EXERCISE INSTRUCTIONS → Can you retype every record below exactly as written?

RECORDED INFORMATION →
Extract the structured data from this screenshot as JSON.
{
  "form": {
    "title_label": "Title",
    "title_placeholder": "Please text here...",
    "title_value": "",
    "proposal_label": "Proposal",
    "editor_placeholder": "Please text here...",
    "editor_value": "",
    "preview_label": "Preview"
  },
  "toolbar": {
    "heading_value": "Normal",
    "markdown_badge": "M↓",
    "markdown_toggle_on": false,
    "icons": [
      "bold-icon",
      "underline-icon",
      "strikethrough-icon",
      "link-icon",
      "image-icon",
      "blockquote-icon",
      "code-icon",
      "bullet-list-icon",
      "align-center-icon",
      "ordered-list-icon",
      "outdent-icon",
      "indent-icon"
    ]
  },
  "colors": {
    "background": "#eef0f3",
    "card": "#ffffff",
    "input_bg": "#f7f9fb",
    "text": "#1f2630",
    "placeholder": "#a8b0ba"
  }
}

RIGHT ANSWER →
Extract the structured data from this screenshot as JSON.
{
  "form": {
    "title_label": "Title",
    "title_placeholder": "Please text here...",
    "title_value": "",
    "proposal_label": "Proposal",
    "editor_placeholder": "Please text here...",
    "editor_value": "",
    "preview_label": "Preview"
  },
  "toolbar": {
    "heading_value": "Normal",
    "markdown_badge": "M↓",
    "markdown_toggle_on": false,
    "icons": [
      "bold-icon",
      "underline-icon",
      "strikethrough-icon",
      "link-icon",
      "image-icon",
      "blockquote-icon",
      "code-icon",
      "bullet-list-icon",
      "align-center-icon",
      "ordered-list-icon",
      "outdent-icon",
      "indent-icon"
    ]
  },
  "colors": {
    "background": "#eef0f3",
    "card": "#ffffff",
    "input_bg": "#f7f9fb",
    "text": "#1f2630",
    "placeholder": "#a8b0ba"
  }
}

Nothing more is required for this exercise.